◆ What is being asked ◆
How many lines hold the string "name"? Give only the number.

◆ Data extract ◆
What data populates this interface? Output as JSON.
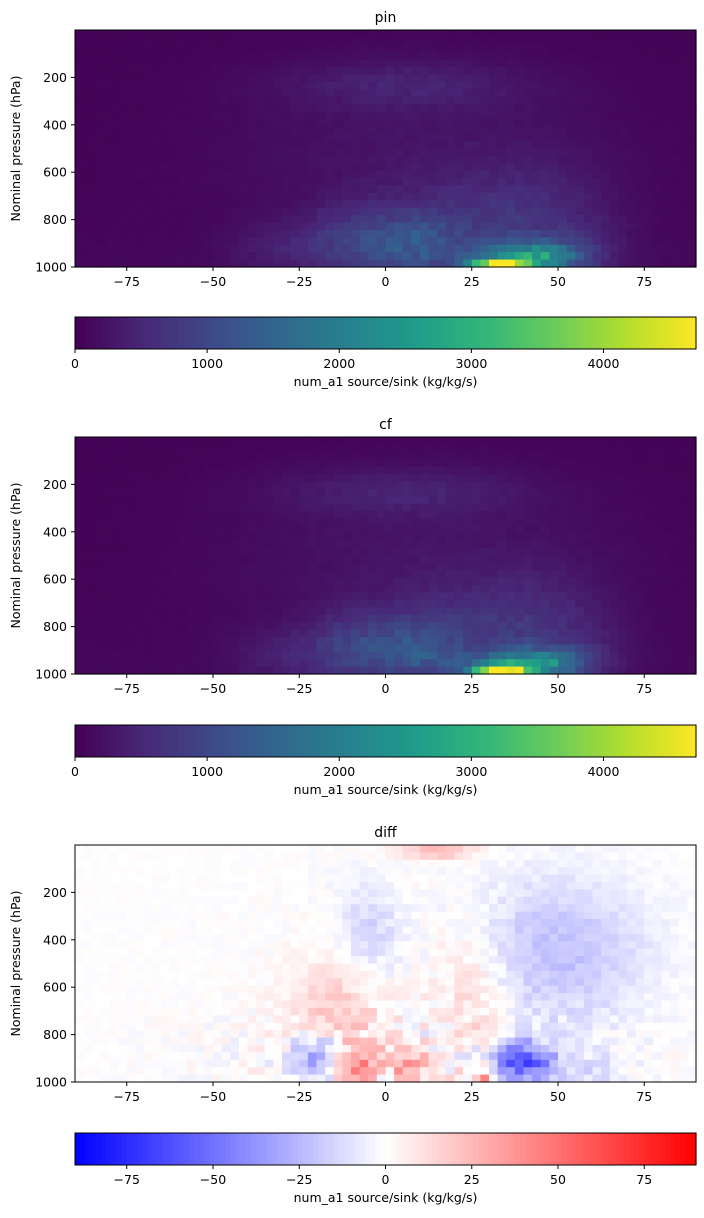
{
  "chart_data": [
    {
      "type": "heatmap",
      "title": "pin",
      "ylabel": "Nominal pressure (hPa)",
      "xlim": [
        -90,
        90
      ],
      "ylim": [
        1000,
        0
      ],
      "xticks": [
        "−75",
        "−50",
        "−25",
        "0",
        "25",
        "50",
        "75"
      ],
      "xtick_values": [
        -75,
        -50,
        -25,
        0,
        25,
        50,
        75
      ],
      "yticks": [
        "200",
        "400",
        "600",
        "800",
        "1000"
      ],
      "ytick_values": [
        200,
        400,
        600,
        800,
        1000
      ],
      "colormap": "viridis",
      "colorbar": {
        "label": "num_a1 source/sink (kg/kg/s)",
        "range": [
          0,
          4700
        ],
        "ticks": [
          "0",
          "1000",
          "2000",
          "3000",
          "4000"
        ],
        "tick_values": [
          0,
          1000,
          2000,
          3000,
          4000
        ]
      },
      "features": [
        {
          "lat": 33,
          "p": 990,
          "value": 4700
        },
        {
          "lat": 38,
          "p": 960,
          "value": 2000
        },
        {
          "lat": 45,
          "p": 940,
          "value": 1300
        },
        {
          "lat": 10,
          "p": 900,
          "value": 1000
        },
        {
          "lat": -10,
          "p": 880,
          "value": 800
        },
        {
          "lat": 5,
          "p": 230,
          "value": 400
        }
      ]
    },
    {
      "type": "heatmap",
      "title": "cf",
      "ylabel": "Nominal pressure (hPa)",
      "xlim": [
        -90,
        90
      ],
      "ylim": [
        1000,
        0
      ],
      "xticks": [
        "−75",
        "−50",
        "−25",
        "0",
        "25",
        "50",
        "75"
      ],
      "xtick_values": [
        -75,
        -50,
        -25,
        0,
        25,
        50,
        75
      ],
      "yticks": [
        "200",
        "400",
        "600",
        "800",
        "1000"
      ],
      "ytick_values": [
        200,
        400,
        600,
        800,
        1000
      ],
      "colormap": "viridis",
      "colorbar": {
        "label": "num_a1 source/sink (kg/kg/s)",
        "range": [
          0,
          4700
        ],
        "ticks": [
          "0",
          "1000",
          "2000",
          "3000",
          "4000"
        ],
        "tick_values": [
          0,
          1000,
          2000,
          3000,
          4000
        ]
      },
      "features": [
        {
          "lat": 33,
          "p": 990,
          "value": 4600
        },
        {
          "lat": 38,
          "p": 960,
          "value": 1900
        },
        {
          "lat": 45,
          "p": 940,
          "value": 1300
        },
        {
          "lat": 10,
          "p": 900,
          "value": 900
        },
        {
          "lat": -10,
          "p": 880,
          "value": 700
        },
        {
          "lat": 5,
          "p": 230,
          "value": 400
        }
      ]
    },
    {
      "type": "heatmap",
      "title": "diff",
      "ylabel": "Nominal pressure (hPa)",
      "xlim": [
        -90,
        90
      ],
      "ylim": [
        1000,
        0
      ],
      "xticks": [
        "−75",
        "−50",
        "−25",
        "0",
        "25",
        "50",
        "75"
      ],
      "xtick_values": [
        -75,
        -50,
        -25,
        0,
        25,
        50,
        75
      ],
      "yticks": [
        "200",
        "400",
        "600",
        "800",
        "1000"
      ],
      "ytick_values": [
        200,
        400,
        600,
        800,
        1000
      ],
      "colormap": "bwr",
      "colorbar": {
        "label": "num_a1 source/sink (kg/kg/s)",
        "range": [
          -90,
          90
        ],
        "ticks": [
          "−75",
          "−50",
          "−25",
          "0",
          "25",
          "50",
          "75"
        ],
        "tick_values": [
          -75,
          -50,
          -25,
          0,
          25,
          50,
          75
        ]
      },
      "features": [
        {
          "lat": 29,
          "p": 995,
          "value": 90
        },
        {
          "lat": -8,
          "p": 920,
          "value": 45
        },
        {
          "lat": 7,
          "p": 930,
          "value": 35
        },
        {
          "lat": 15,
          "p": 30,
          "value": 30
        },
        {
          "lat": 38,
          "p": 900,
          "value": -45
        },
        {
          "lat": -20,
          "p": 880,
          "value": -35
        },
        {
          "lat": 50,
          "p": 450,
          "value": -20
        },
        {
          "lat": -5,
          "p": 350,
          "value": -15
        }
      ]
    }
  ]
}
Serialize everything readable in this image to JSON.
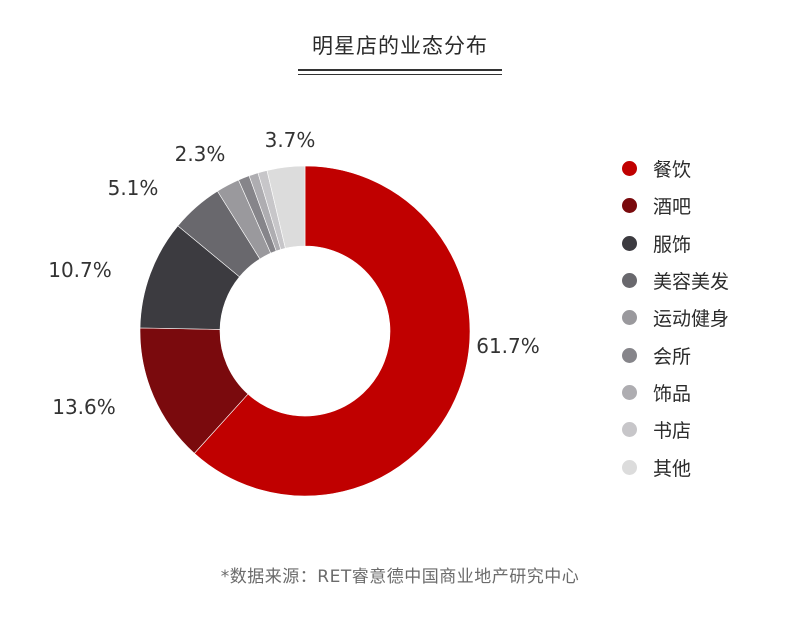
{
  "header": {
    "title": "明星店的业态分布"
  },
  "chart_data": {
    "type": "pie",
    "variant": "donut",
    "title": "明星店的业态分布",
    "legend_position": "right",
    "series": [
      {
        "name": "餐饮",
        "value": 61.7,
        "label": "61.7%",
        "color": "#c00000"
      },
      {
        "name": "酒吧",
        "value": 13.6,
        "label": "13.6%",
        "color": "#7a0a0d"
      },
      {
        "name": "服饰",
        "value": 10.7,
        "label": "10.7%",
        "color": "#3c3b40"
      },
      {
        "name": "美容美发",
        "value": 5.1,
        "label": "5.1%",
        "color": "#69686d"
      },
      {
        "name": "运动健身",
        "value": 2.3,
        "label": "2.3%",
        "color": "#9a999d"
      },
      {
        "name": "会所",
        "value": 1.1,
        "label": "",
        "color": "#86858a"
      },
      {
        "name": "饰品",
        "value": 0.9,
        "label": "",
        "color": "#aeadb1"
      },
      {
        "name": "书店",
        "value": 0.9,
        "label": "",
        "color": "#c7c6c9"
      },
      {
        "name": "其他",
        "value": 3.7,
        "label": "3.7%",
        "color": "#dcdcdc"
      }
    ]
  },
  "footer": {
    "source": "*数据来源：RET睿意德中国商业地产研究中心"
  }
}
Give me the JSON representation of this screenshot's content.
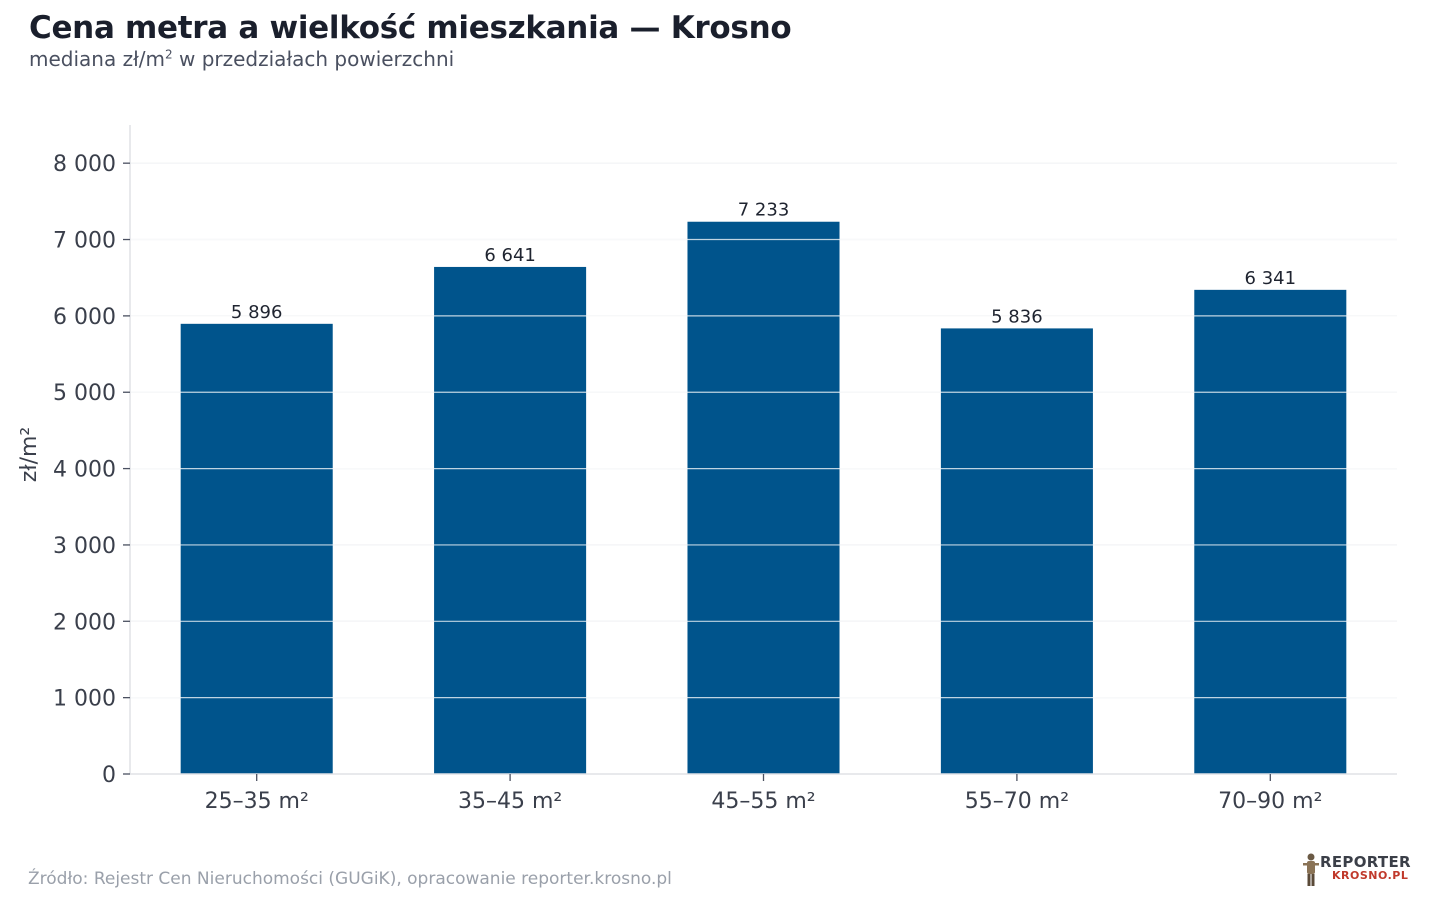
{
  "header": {
    "title": "Cena metra a wielkość mieszkania — Krosno",
    "subtitle_main": "mediana zł/m",
    "subtitle_sup": "2",
    "subtitle_rest": " w przedziałach powierzchni"
  },
  "chart_data": {
    "type": "bar",
    "categories": [
      "25–35 m²",
      "35–45 m²",
      "45–55 m²",
      "55–70 m²",
      "70–90 m²"
    ],
    "values": [
      5896,
      6641,
      7233,
      5836,
      6341
    ],
    "value_labels": [
      "5 896",
      "6 641",
      "7 233",
      "5 836",
      "6 341"
    ],
    "ylabel": "zł/m²",
    "xlabel": "",
    "ylim": [
      0,
      8500
    ],
    "yticks": [
      0,
      1000,
      2000,
      3000,
      4000,
      5000,
      6000,
      7000,
      8000
    ],
    "ytick_labels": [
      "0",
      "1 000",
      "2 000",
      "3 000",
      "4 000",
      "5 000",
      "6 000",
      "7 000",
      "8 000"
    ],
    "grid": true,
    "bar_color": "#00548c"
  },
  "footer": {
    "source": "Źródło: Rejestr Cen Nieruchomości (GUGiK), opracowanie reporter.krosno.pl",
    "logo_top": "REPORTER",
    "logo_bottom": "KROSNO.PL"
  }
}
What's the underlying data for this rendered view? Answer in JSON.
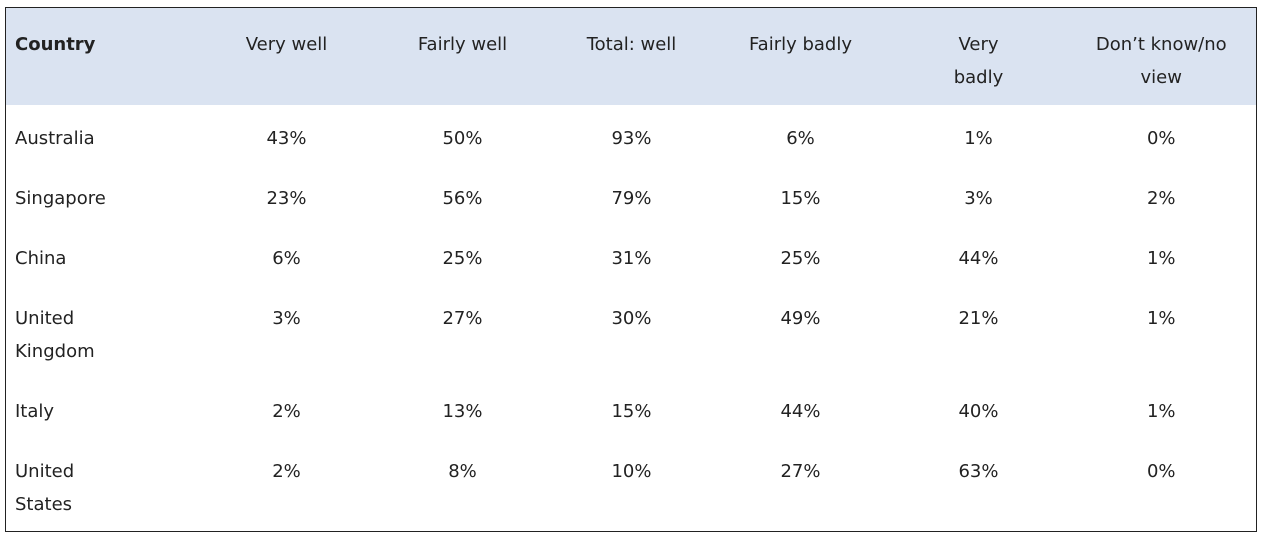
{
  "table": {
    "header": [
      "Country",
      "Very well",
      "Fairly well",
      "Total: well",
      "Fairly badly",
      "Very badly",
      "Don’t know/no view"
    ],
    "rows": [
      [
        "Australia",
        "43%",
        "50%",
        "93%",
        "6%",
        "1%",
        "0%"
      ],
      [
        "Singapore",
        "23%",
        "56%",
        "79%",
        "15%",
        "3%",
        "2%"
      ],
      [
        "China",
        "6%",
        "25%",
        "31%",
        "25%",
        "44%",
        "1%"
      ],
      [
        "United Kingdom",
        "3%",
        "27%",
        "30%",
        "49%",
        "21%",
        "1%"
      ],
      [
        "Italy",
        "2%",
        "13%",
        "15%",
        "44%",
        "40%",
        "1%"
      ],
      [
        "United States",
        "2%",
        "8%",
        "10%",
        "27%",
        "63%",
        "0%"
      ]
    ]
  }
}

◆ The response ◆
9